━━━━━ Data entries
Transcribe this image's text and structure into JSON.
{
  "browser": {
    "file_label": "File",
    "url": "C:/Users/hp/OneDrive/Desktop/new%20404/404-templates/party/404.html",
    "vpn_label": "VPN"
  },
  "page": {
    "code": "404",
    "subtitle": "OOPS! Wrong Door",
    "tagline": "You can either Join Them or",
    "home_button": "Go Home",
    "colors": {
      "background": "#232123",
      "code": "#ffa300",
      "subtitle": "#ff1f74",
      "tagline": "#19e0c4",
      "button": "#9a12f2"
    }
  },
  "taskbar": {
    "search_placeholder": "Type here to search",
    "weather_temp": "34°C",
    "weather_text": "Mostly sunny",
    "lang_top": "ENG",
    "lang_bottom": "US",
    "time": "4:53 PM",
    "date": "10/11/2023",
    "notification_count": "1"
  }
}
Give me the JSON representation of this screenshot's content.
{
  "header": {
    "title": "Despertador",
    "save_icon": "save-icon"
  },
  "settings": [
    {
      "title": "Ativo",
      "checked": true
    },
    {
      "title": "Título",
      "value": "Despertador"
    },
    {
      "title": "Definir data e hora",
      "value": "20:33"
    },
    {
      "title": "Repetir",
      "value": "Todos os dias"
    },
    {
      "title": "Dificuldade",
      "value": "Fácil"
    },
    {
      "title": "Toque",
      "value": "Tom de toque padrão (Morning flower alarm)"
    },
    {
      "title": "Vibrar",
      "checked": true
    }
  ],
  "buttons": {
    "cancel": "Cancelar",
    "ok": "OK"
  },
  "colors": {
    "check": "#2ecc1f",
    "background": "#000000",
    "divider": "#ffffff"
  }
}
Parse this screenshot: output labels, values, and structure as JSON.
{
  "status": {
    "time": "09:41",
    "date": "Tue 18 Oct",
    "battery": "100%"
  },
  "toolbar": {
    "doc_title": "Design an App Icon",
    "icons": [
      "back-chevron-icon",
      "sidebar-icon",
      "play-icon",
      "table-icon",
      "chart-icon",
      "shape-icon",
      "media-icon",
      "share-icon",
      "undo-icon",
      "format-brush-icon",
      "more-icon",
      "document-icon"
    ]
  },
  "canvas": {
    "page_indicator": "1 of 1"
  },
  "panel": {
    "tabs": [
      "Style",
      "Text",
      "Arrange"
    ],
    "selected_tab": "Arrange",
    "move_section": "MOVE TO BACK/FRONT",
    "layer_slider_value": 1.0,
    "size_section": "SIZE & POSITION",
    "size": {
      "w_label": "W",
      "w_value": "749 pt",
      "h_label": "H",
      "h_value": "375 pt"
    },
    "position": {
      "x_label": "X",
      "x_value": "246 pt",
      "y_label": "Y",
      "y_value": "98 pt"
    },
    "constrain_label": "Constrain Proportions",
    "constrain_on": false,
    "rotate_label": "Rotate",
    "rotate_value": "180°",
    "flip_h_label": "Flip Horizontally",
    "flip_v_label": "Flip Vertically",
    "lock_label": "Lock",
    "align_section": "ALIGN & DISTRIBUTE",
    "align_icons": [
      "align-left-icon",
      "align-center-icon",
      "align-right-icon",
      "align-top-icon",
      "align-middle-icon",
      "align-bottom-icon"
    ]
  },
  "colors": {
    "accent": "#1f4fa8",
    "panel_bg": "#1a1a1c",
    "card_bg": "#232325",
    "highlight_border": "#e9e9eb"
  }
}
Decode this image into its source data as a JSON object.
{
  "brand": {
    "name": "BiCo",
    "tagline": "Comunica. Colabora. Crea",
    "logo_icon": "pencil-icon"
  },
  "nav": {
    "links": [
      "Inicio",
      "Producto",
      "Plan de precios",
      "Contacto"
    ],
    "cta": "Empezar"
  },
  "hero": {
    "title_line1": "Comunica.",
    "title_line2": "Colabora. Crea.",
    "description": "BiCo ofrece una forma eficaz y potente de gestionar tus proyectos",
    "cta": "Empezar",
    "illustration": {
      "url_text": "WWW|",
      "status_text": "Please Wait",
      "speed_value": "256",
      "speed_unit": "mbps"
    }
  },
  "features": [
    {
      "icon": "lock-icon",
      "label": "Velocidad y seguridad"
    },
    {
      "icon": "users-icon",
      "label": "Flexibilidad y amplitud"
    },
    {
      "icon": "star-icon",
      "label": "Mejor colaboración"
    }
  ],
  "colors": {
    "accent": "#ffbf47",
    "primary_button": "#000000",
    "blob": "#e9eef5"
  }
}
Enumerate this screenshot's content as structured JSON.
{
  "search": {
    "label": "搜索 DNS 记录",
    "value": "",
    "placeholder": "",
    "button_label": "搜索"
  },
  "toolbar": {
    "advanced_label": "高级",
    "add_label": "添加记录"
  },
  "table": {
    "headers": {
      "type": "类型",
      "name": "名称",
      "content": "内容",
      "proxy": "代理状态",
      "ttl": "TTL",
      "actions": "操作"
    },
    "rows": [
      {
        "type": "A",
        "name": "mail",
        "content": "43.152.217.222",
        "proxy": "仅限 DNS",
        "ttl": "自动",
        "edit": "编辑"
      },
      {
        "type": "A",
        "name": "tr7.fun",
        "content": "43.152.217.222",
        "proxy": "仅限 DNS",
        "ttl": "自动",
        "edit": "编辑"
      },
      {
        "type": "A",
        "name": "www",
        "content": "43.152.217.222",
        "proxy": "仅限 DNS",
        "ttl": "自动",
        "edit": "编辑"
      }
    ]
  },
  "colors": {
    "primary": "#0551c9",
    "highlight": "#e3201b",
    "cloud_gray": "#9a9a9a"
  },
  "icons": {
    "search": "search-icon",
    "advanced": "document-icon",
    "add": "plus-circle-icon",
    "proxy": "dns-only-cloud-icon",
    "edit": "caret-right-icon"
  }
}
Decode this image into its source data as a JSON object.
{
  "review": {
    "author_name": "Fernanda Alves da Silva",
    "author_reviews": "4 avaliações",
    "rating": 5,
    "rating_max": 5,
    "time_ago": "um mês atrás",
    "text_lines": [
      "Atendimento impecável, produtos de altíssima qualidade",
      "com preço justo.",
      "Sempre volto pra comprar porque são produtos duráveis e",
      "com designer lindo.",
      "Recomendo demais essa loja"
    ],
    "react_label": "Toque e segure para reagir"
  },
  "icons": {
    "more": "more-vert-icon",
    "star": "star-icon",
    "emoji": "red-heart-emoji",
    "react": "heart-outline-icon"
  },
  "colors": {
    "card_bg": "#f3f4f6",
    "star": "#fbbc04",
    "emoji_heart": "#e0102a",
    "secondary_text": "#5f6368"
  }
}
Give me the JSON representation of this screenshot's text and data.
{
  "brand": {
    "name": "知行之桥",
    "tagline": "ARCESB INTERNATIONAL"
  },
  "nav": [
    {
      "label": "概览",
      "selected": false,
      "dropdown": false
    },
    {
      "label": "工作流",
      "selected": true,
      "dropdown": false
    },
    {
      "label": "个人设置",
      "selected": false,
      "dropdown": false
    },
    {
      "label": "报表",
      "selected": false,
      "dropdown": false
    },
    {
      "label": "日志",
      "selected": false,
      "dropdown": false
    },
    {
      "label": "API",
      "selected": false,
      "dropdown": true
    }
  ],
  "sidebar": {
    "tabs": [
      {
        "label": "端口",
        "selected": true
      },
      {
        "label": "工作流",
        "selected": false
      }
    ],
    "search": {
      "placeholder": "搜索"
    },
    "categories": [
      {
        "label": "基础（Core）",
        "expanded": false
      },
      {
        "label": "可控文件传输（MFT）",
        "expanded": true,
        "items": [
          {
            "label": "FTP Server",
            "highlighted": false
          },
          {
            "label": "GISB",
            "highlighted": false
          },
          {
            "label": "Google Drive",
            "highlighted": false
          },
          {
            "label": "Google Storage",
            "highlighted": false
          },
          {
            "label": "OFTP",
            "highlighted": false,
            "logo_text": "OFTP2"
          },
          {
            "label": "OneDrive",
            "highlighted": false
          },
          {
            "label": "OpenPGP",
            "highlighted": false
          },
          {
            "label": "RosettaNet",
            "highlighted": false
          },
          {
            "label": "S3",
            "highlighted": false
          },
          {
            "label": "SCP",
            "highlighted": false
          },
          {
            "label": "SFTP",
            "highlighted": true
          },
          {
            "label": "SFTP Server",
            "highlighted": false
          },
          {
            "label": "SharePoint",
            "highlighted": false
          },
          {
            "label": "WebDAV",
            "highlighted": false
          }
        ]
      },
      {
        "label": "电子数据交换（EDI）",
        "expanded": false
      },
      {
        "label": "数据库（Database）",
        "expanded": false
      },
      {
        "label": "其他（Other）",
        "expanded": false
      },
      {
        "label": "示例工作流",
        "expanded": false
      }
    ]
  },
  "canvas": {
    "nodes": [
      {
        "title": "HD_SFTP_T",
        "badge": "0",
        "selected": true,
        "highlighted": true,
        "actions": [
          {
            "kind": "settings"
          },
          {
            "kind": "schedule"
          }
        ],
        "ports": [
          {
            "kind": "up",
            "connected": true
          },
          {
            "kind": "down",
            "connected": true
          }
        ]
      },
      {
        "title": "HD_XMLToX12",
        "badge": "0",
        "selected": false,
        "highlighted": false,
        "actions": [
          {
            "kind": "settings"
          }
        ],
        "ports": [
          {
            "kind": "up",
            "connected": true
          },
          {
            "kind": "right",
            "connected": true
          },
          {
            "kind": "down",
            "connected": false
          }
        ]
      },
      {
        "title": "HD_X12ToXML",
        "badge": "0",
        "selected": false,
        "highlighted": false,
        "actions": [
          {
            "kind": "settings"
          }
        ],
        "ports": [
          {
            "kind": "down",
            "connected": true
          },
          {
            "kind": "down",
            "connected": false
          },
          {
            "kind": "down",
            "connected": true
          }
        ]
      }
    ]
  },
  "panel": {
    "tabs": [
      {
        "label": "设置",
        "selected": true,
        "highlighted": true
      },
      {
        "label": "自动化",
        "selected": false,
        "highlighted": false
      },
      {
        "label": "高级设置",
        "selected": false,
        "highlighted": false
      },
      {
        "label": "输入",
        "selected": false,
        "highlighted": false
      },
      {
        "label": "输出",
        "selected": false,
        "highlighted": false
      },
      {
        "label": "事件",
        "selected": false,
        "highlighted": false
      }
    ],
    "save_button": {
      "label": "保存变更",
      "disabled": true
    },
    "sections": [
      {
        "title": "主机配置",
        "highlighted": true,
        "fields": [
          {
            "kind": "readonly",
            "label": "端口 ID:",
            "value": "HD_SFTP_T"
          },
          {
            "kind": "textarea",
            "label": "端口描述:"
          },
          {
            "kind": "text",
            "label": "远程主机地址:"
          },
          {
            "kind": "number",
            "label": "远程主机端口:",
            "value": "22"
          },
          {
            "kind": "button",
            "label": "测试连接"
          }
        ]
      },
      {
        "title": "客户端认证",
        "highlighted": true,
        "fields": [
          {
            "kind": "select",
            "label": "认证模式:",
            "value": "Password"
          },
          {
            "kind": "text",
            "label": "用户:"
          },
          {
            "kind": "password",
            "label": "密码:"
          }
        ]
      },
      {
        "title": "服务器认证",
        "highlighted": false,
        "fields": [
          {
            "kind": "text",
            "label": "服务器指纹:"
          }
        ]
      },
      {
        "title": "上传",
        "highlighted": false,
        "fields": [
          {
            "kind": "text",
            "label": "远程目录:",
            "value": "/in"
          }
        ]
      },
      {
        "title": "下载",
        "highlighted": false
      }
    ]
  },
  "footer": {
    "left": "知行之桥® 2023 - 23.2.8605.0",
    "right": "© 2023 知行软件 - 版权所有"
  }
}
━━━━━━━━━━
What you should do: Pull out all lines from the entries above that include the word "representation".

Response to the task:
Give me the JSON representation of this screenshot's content.
Give me the JSON representation of this screenshot's text and data.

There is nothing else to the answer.